• EXTRACTED MATERIAL:
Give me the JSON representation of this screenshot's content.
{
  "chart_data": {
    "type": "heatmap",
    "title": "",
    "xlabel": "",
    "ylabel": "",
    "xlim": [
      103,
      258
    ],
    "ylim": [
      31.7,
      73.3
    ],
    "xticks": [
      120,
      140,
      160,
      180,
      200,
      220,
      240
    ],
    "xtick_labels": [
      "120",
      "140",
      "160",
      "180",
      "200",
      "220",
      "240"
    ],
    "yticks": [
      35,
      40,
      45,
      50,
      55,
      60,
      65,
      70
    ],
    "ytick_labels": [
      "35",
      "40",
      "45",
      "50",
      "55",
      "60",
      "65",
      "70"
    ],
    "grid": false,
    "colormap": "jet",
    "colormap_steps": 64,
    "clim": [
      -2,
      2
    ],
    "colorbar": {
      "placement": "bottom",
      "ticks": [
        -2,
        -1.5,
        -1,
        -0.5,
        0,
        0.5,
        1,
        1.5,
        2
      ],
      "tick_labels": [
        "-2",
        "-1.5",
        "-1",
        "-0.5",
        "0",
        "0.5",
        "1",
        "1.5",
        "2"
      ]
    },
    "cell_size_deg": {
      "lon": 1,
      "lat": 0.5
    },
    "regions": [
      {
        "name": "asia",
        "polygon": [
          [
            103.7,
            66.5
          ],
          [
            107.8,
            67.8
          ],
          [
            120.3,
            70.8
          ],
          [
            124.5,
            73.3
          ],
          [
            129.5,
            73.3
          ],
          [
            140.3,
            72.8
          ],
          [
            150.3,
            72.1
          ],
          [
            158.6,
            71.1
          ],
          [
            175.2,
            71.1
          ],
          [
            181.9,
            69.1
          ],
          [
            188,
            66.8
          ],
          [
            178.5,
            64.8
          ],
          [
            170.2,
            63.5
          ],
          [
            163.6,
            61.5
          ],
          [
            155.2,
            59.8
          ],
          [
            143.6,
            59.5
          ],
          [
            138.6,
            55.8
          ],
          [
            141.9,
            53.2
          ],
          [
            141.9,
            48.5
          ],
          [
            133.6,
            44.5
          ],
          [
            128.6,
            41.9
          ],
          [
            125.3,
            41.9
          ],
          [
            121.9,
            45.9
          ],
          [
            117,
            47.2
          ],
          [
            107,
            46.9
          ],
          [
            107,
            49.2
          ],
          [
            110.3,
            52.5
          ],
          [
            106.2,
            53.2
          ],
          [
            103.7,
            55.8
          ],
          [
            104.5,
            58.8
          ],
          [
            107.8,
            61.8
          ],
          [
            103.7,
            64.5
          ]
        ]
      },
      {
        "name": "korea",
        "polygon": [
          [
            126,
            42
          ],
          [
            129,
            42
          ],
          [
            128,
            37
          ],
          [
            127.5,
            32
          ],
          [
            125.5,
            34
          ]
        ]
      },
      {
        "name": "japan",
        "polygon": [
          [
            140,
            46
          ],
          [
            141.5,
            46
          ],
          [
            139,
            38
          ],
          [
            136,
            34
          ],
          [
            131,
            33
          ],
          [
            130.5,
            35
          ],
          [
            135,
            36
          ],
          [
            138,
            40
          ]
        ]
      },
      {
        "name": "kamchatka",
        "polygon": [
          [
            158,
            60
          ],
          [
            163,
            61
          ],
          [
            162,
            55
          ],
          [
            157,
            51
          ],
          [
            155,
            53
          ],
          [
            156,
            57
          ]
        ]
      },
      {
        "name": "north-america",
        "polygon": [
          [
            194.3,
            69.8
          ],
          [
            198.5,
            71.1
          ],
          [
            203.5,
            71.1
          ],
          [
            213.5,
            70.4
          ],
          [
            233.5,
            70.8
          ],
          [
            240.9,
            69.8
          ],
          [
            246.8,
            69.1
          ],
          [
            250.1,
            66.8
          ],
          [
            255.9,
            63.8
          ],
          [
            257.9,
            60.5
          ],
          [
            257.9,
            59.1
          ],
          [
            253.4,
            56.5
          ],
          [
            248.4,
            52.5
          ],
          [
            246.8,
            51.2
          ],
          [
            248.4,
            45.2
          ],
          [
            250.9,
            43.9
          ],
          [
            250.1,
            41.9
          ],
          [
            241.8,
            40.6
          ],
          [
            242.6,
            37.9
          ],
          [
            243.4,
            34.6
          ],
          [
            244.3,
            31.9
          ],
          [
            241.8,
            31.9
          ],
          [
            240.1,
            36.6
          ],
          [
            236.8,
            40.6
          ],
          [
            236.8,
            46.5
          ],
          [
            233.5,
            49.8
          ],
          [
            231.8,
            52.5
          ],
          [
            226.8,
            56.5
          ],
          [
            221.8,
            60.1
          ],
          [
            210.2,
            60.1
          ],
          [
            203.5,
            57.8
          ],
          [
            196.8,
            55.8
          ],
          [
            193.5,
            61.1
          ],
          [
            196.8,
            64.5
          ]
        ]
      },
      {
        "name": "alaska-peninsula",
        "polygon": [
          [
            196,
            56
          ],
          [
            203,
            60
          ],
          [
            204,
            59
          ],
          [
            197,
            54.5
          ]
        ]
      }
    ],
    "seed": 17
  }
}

• TASK GOAL: From the records above, pull out each line that has "name".

• RESPONSE BELOW:
        "name": "asia",
        "name": "korea",
        "name": "japan",
        "name": "kamchatka",
        "name": "north-america",
        "name": "alaska-peninsula",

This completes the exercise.